▶ WHAT IS BEING ASKED: Print the entries below word for word; the pictures stay out of your copy.

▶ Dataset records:
* Start *

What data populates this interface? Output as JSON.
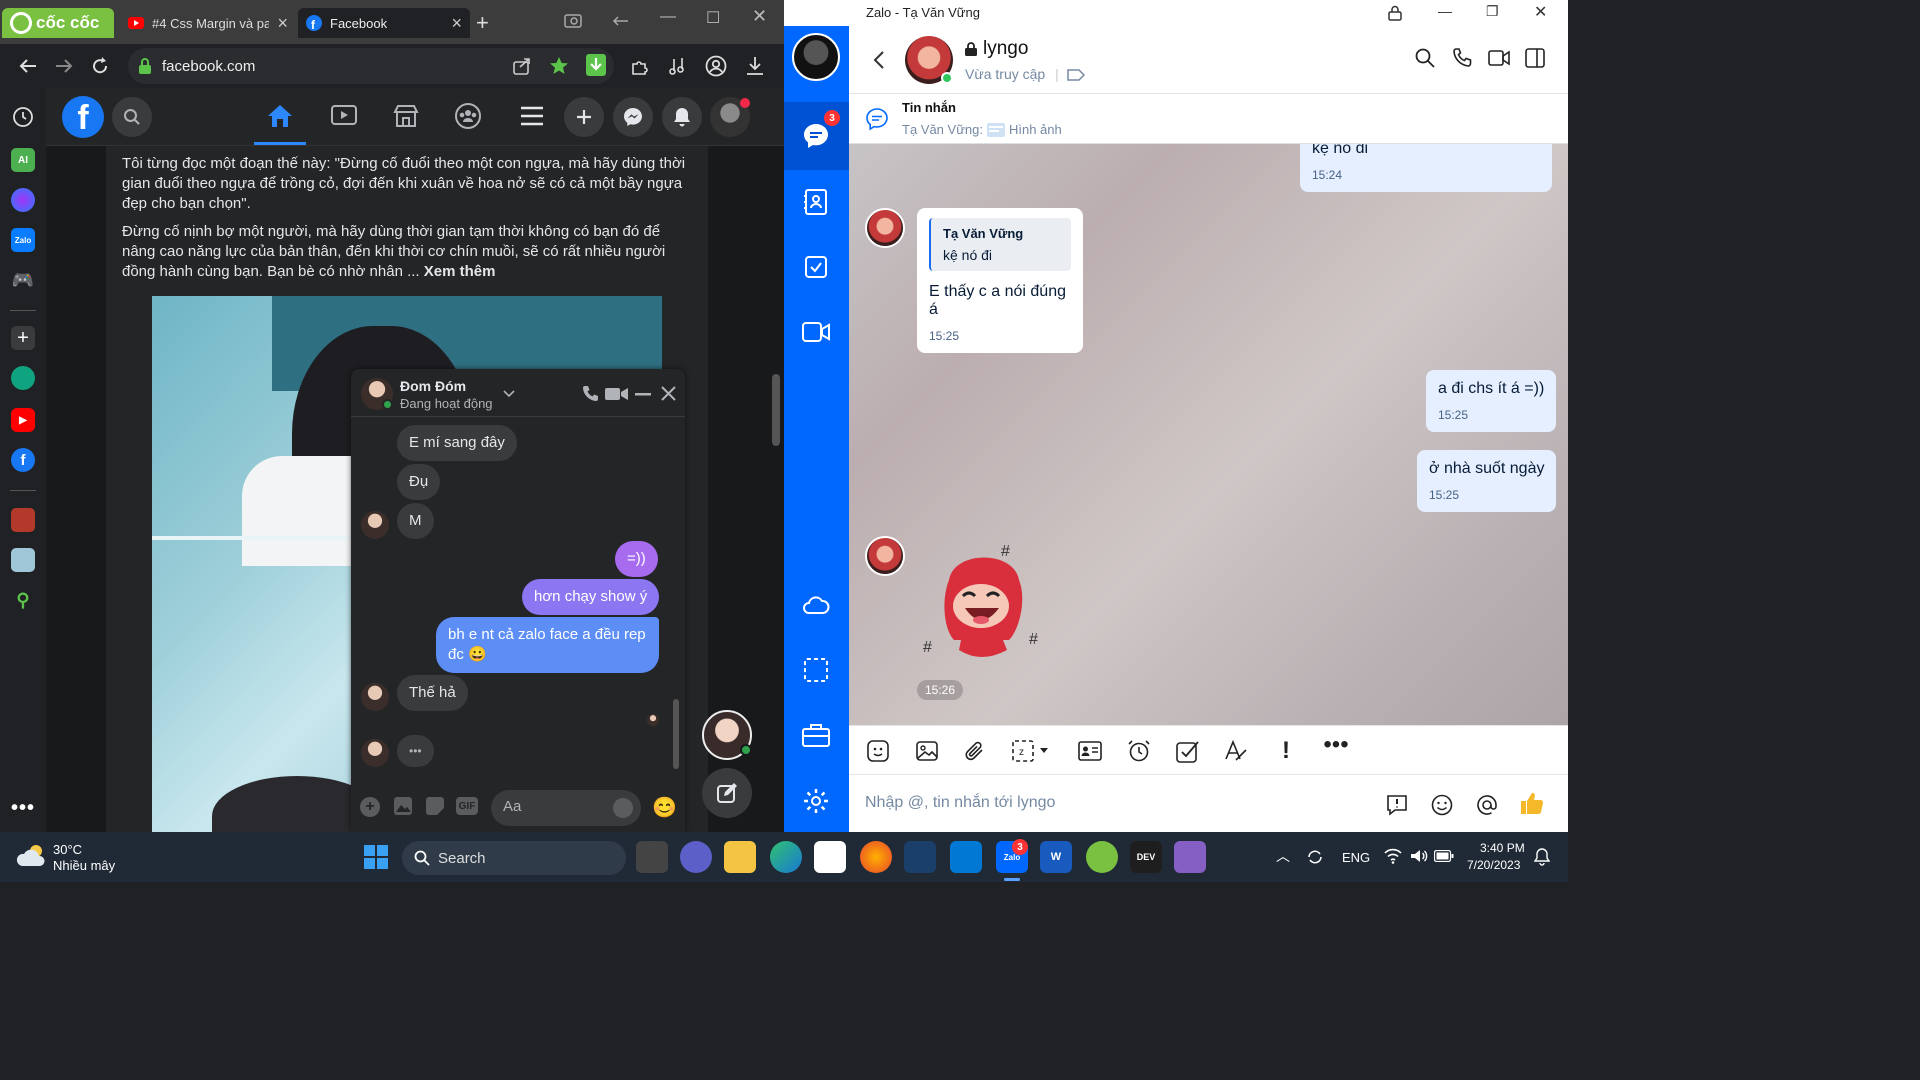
{
  "browser": {
    "brand": "cốc cốc",
    "tabs": [
      {
        "title": "#4 Css Margin và pa"
      },
      {
        "title": "Facebook"
      }
    ],
    "url": "facebook.com"
  },
  "facebook": {
    "post_paragraphs": [
      "Tôi từng đọc một đoạn thế này: \"Đừng cố đuổi theo một con ngựa, mà hãy dùng thời gian đuổi theo ngựa để trồng cỏ, đợi đến khi xuân về hoa nở sẽ có cả một bầy ngựa đẹp cho bạn chọn\".",
      "Đừng cố nịnh bợ một người, mà hãy dùng thời gian tạm thời không có bạn đó để nâng cao năng lực của bản thân, đến khi thời cơ chín muồi, sẽ có rất nhiều người đồng hành cùng bạn. Bạn bè có nhờ nhân ..."
    ],
    "see_more": "Xem thêm",
    "image_caption": "",
    "chat": {
      "name": "Đom Đóm",
      "status": "Đang hoạt động",
      "messages": [
        {
          "text": "E mí sang đây",
          "dir": "in"
        },
        {
          "text": "Đụ",
          "dir": "in"
        },
        {
          "text": "M",
          "dir": "in"
        },
        {
          "text": "=))",
          "dir": "out"
        },
        {
          "text": "hơn chạy show ý",
          "dir": "out"
        },
        {
          "text": "bh e nt cả zalo face a đều rep đc 😀",
          "dir": "out"
        },
        {
          "text": "Thế hả",
          "dir": "in"
        },
        {
          "text": "•••",
          "dir": "in"
        }
      ],
      "input_placeholder": "Aa"
    }
  },
  "zalo": {
    "window_title": "Zalo - Tạ Văn Vững",
    "rail_badge": "3",
    "contact_name": "lyngo",
    "contact_status": "Vừa truy cập",
    "pinned_title": "Tin nhắn",
    "pinned_from": "Tạ Văn Vững:",
    "pinned_text": "Hình ảnh",
    "messages": {
      "m1_text": "kệ nó đi",
      "m1_time": "15:24",
      "quote_name": "Tạ Văn Vững",
      "quote_text": "kệ nó đi",
      "m2_text": "E thấy c a nói đúng á",
      "m2_time": "15:25",
      "m3_text": "a đi chs ít á =))",
      "m3_time": "15:25",
      "m4_text": "ở nhà suốt ngày",
      "m4_time": "15:25",
      "sticker_time": "15:26"
    },
    "input_placeholder": "Nhập @, tin nhắn tới lyngo"
  },
  "taskbar": {
    "weather_temp": "30°C",
    "weather_desc": "Nhiều mây",
    "search_label": "Search",
    "lang": "ENG",
    "time": "3:40 PM",
    "date": "7/20/2023",
    "zalo_badge": "3"
  },
  "colors": {
    "fb_blue": "#1877f2",
    "zalo_blue": "#0068ff",
    "messenger_gradient_top": "#a86cf0",
    "messenger_gradient_bottom": "#4f8ff7"
  }
}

* End *

▶ RESULT BELOW:
What data populates this interface? Output as JSON.
{
  "browser": {
    "brand": "cốc cốc",
    "tabs": [
      {
        "title": "#4 Css Margin và pa"
      },
      {
        "title": "Facebook"
      }
    ],
    "url": "facebook.com"
  },
  "facebook": {
    "post_paragraphs": [
      "Tôi từng đọc một đoạn thế này: \"Đừng cố đuổi theo một con ngựa, mà hãy dùng thời gian đuổi theo ngựa để trồng cỏ, đợi đến khi xuân về hoa nở sẽ có cả một bầy ngựa đẹp cho bạn chọn\".",
      "Đừng cố nịnh bợ một người, mà hãy dùng thời gian tạm thời không có bạn đó để nâng cao năng lực của bản thân, đến khi thời cơ chín muồi, sẽ có rất nhiều người đồng hành cùng bạn. Bạn bè có nhờ nhân ..."
    ],
    "see_more": "Xem thêm",
    "image_caption": "",
    "chat": {
      "name": "Đom Đóm",
      "status": "Đang hoạt động",
      "messages": [
        {
          "text": "E mí sang đây",
          "dir": "in"
        },
        {
          "text": "Đụ",
          "dir": "in"
        },
        {
          "text": "M",
          "dir": "in"
        },
        {
          "text": "=))",
          "dir": "out"
        },
        {
          "text": "hơn chạy show ý",
          "dir": "out"
        },
        {
          "text": "bh e nt cả zalo face a đều rep đc 😀",
          "dir": "out"
        },
        {
          "text": "Thế hả",
          "dir": "in"
        },
        {
          "text": "•••",
          "dir": "in"
        }
      ],
      "input_placeholder": "Aa"
    }
  },
  "zalo": {
    "window_title": "Zalo - Tạ Văn Vững",
    "rail_badge": "3",
    "contact_name": "lyngo",
    "contact_status": "Vừa truy cập",
    "pinned_title": "Tin nhắn",
    "pinned_from": "Tạ Văn Vững:",
    "pinned_text": "Hình ảnh",
    "messages": {
      "m1_text": "kệ nó đi",
      "m1_time": "15:24",
      "quote_name": "Tạ Văn Vững",
      "quote_text": "kệ nó đi",
      "m2_text": "E thấy c a nói đúng á",
      "m2_time": "15:25",
      "m3_text": "a đi chs ít á =))",
      "m3_time": "15:25",
      "m4_text": "ở nhà suốt ngày",
      "m4_time": "15:25",
      "sticker_time": "15:26"
    },
    "input_placeholder": "Nhập @, tin nhắn tới lyngo"
  },
  "taskbar": {
    "weather_temp": "30°C",
    "weather_desc": "Nhiều mây",
    "search_label": "Search",
    "lang": "ENG",
    "time": "3:40 PM",
    "date": "7/20/2023",
    "zalo_badge": "3"
  },
  "colors": {
    "fb_blue": "#1877f2",
    "zalo_blue": "#0068ff",
    "messenger_gradient_top": "#a86cf0",
    "messenger_gradient_bottom": "#4f8ff7"
  }
}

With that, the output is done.